WHAT THE TASK REQUIRES: Please restate the following records word for word.

Dataset rows:
··········
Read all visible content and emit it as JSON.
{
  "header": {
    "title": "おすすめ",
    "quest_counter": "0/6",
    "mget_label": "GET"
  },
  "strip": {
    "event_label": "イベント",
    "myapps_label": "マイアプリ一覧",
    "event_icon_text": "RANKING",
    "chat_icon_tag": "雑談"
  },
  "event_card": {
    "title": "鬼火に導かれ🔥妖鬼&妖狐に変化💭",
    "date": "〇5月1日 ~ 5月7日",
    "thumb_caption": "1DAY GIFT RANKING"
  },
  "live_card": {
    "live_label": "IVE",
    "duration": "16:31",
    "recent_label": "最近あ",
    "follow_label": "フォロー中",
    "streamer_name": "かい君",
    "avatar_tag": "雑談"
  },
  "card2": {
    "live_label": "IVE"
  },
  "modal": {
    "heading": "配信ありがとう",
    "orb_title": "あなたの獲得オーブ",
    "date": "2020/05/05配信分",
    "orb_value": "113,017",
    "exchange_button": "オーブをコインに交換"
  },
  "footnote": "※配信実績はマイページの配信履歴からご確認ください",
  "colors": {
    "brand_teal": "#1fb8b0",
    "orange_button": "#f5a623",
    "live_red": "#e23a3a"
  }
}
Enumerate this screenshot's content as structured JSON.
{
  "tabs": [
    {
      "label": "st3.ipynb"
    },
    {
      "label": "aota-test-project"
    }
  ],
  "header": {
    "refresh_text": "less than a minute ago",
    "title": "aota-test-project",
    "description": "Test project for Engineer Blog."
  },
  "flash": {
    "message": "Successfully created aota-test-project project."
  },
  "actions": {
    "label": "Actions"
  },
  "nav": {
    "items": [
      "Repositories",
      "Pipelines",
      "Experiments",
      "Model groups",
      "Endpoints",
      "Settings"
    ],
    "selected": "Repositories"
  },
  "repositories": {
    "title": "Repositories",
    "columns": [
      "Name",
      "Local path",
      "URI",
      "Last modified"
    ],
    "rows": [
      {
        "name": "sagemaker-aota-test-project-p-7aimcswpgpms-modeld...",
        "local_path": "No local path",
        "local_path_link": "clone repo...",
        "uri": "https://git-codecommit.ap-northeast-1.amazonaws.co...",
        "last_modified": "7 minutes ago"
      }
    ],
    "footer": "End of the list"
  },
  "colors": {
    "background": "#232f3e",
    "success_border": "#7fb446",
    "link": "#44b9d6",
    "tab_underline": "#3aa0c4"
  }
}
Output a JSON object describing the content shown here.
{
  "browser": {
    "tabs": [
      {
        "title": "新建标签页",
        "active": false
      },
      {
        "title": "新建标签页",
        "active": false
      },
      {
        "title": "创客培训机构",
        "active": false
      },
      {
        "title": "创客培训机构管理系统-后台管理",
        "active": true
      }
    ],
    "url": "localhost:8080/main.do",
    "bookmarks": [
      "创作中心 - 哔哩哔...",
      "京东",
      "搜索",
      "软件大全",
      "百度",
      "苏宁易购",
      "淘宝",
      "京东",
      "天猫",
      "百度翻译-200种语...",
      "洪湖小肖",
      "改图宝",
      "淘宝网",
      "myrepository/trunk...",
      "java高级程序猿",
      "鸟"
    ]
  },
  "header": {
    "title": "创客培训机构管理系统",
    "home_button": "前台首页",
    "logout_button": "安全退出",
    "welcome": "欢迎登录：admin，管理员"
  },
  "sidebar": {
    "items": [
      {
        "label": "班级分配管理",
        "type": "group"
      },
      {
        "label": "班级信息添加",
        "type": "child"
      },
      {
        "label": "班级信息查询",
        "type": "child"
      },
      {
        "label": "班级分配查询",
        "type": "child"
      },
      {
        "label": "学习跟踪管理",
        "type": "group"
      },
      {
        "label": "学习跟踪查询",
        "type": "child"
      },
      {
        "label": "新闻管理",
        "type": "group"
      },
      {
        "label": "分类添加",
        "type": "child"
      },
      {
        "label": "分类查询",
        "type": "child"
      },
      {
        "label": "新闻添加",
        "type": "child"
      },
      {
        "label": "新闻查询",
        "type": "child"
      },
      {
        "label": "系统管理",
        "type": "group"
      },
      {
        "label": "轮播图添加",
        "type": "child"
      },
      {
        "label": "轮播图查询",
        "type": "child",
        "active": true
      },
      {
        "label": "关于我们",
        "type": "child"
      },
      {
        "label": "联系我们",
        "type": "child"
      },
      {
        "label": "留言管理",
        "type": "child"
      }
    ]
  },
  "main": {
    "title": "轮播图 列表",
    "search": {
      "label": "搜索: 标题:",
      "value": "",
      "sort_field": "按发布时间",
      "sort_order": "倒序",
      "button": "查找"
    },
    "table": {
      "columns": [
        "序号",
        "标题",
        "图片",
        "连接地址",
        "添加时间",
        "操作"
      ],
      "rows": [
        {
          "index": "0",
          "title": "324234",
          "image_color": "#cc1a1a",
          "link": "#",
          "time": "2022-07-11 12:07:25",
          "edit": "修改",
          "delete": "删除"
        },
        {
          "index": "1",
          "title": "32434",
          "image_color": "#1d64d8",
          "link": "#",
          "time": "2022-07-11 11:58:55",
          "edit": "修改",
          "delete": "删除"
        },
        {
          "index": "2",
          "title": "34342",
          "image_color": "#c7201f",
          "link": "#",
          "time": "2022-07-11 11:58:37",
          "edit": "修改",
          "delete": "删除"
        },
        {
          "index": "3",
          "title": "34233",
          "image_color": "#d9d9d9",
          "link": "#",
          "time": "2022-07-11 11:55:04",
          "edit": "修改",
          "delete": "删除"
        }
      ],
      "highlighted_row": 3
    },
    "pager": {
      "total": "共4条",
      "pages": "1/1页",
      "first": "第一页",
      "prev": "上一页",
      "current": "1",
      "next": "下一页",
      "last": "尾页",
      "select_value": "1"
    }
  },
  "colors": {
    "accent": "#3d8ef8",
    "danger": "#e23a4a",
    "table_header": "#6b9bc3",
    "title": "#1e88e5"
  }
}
··········
SOLUTION FOR THIS EXERCISE:
Read all visible content and emit it as JSON.
{
  "header": {
    "title": "おすすめ",
    "quest_counter": "0/6",
    "mget_label": "GET"
  },
  "strip": {
    "event_label": "イベント",
    "myapps_label": "マイアプリ一覧",
    "event_icon_text": "RANKING",
    "chat_icon_tag": "雑談"
  },
  "event_card": {
    "title": "鬼火に導かれ🔥妖鬼&妖狐に変化💭",
    "date": "〇5月1日 ~ 5月7日",
    "thumb_caption": "1DAY GIFT RANKING"
  },
  "live_card": {
    "live_label": "IVE",
    "duration": "16:31",
    "recent_label": "最近あ",
    "follow_label": "フォロー中",
    "streamer_name": "かい君",
    "avatar_tag": "雑談"
  },
  "card2": {
    "live_label": "IVE"
  },
  "modal": {
    "heading": "配信ありがとう",
    "orb_title": "あなたの獲得オーブ",
    "date": "2020/05/05配信分",
    "orb_value": "113,017",
    "exchange_button": "オーブをコインに交換"
  },
  "footnote": "※配信実績はマイページの配信履歴からご確認ください",
  "colors": {
    "brand_teal": "#1fb8b0",
    "orange_button": "#f5a623",
    "live_red": "#e23a3a"
  }
}
Enumerate this screenshot's content as structured JSON.
{
  "tabs": [
    {
      "label": "st3.ipynb"
    },
    {
      "label": "aota-test-project"
    }
  ],
  "header": {
    "refresh_text": "less than a minute ago",
    "title": "aota-test-project",
    "description": "Test project for Engineer Blog."
  },
  "flash": {
    "message": "Successfully created aota-test-project project."
  },
  "actions": {
    "label": "Actions"
  },
  "nav": {
    "items": [
      "Repositories",
      "Pipelines",
      "Experiments",
      "Model groups",
      "Endpoints",
      "Settings"
    ],
    "selected": "Repositories"
  },
  "repositories": {
    "title": "Repositories",
    "columns": [
      "Name",
      "Local path",
      "URI",
      "Last modified"
    ],
    "rows": [
      {
        "name": "sagemaker-aota-test-project-p-7aimcswpgpms-modeld...",
        "local_path": "No local path",
        "local_path_link": "clone repo...",
        "uri": "https://git-codecommit.ap-northeast-1.amazonaws.co...",
        "last_modified": "7 minutes ago"
      }
    ],
    "footer": "End of the list"
  },
  "colors": {
    "background": "#232f3e",
    "success_border": "#7fb446",
    "link": "#44b9d6",
    "tab_underline": "#3aa0c4"
  }
}
Output a JSON object describing the content shown here.
{
  "browser": {
    "tabs": [
      {
        "title": "新建标签页",
        "active": false
      },
      {
        "title": "新建标签页",
        "active": false
      },
      {
        "title": "创客培训机构",
        "active": false
      },
      {
        "title": "创客培训机构管理系统-后台管理",
        "active": true
      }
    ],
    "url": "localhost:8080/main.do",
    "bookmarks": [
      "创作中心 - 哔哩哔...",
      "京东",
      "搜索",
      "软件大全",
      "百度",
      "苏宁易购",
      "淘宝",
      "京东",
      "天猫",
      "百度翻译-200种语...",
      "洪湖小肖",
      "改图宝",
      "淘宝网",
      "myrepository/trunk...",
      "java高级程序猿",
      "鸟"
    ]
  },
  "header": {
    "title": "创客培训机构管理系统",
    "home_button": "前台首页",
    "logout_button": "安全退出",
    "welcome": "欢迎登录：admin，管理员"
  },
  "sidebar": {
    "items": [
      {
        "label": "班级分配管理",
        "type": "group"
      },
      {
        "label": "班级信息添加",
        "type": "child"
      },
      {
        "label": "班级信息查询",
        "type": "child"
      },
      {
        "label": "班级分配查询",
        "type": "child"
      },
      {
        "label": "学习跟踪管理",
        "type": "group"
      },
      {
        "label": "学习跟踪查询",
        "type": "child"
      },
      {
        "label": "新闻管理",
        "type": "group"
      },
      {
        "label": "分类添加",
        "type": "child"
      },
      {
        "label": "分类查询",
        "type": "child"
      },
      {
        "label": "新闻添加",
        "type": "child"
      },
      {
        "label": "新闻查询",
        "type": "child"
      },
      {
        "label": "系统管理",
        "type": "group"
      },
      {
        "label": "轮播图添加",
        "type": "child"
      },
      {
        "label": "轮播图查询",
        "type": "child",
        "active": true
      },
      {
        "label": "关于我们",
        "type": "child"
      },
      {
        "label": "联系我们",
        "type": "child"
      },
      {
        "label": "留言管理",
        "type": "child"
      }
    ]
  },
  "main": {
    "title": "轮播图 列表",
    "search": {
      "label": "搜索: 标题:",
      "value": "",
      "sort_field": "按发布时间",
      "sort_order": "倒序",
      "button": "查找"
    },
    "table": {
      "columns": [
        "序号",
        "标题",
        "图片",
        "连接地址",
        "添加时间",
        "操作"
      ],
      "rows": [
        {
          "index": "0",
          "title": "324234",
          "image_color": "#cc1a1a",
          "link": "#",
          "time": "2022-07-11 12:07:25",
          "edit": "修改",
          "delete": "删除"
        },
        {
          "index": "1",
          "title": "32434",
          "image_color": "#1d64d8",
          "link": "#",
          "time": "2022-07-11 11:58:55",
          "edit": "修改",
          "delete": "删除"
        },
        {
          "index": "2",
          "title": "34342",
          "image_color": "#c7201f",
          "link": "#",
          "time": "2022-07-11 11:58:37",
          "edit": "修改",
          "delete": "删除"
        },
        {
          "index": "3",
          "title": "34233",
          "image_color": "#d9d9d9",
          "link": "#",
          "time": "2022-07-11 11:55:04",
          "edit": "修改",
          "delete": "删除"
        }
      ],
      "highlighted_row": 3
    },
    "pager": {
      "total": "共4条",
      "pages": "1/1页",
      "first": "第一页",
      "prev": "上一页",
      "current": "1",
      "next": "下一页",
      "last": "尾页",
      "select_value": "1"
    }
  },
  "colors": {
    "accent": "#3d8ef8",
    "danger": "#e23a4a",
    "table_header": "#6b9bc3",
    "title": "#1e88e5"
  }
}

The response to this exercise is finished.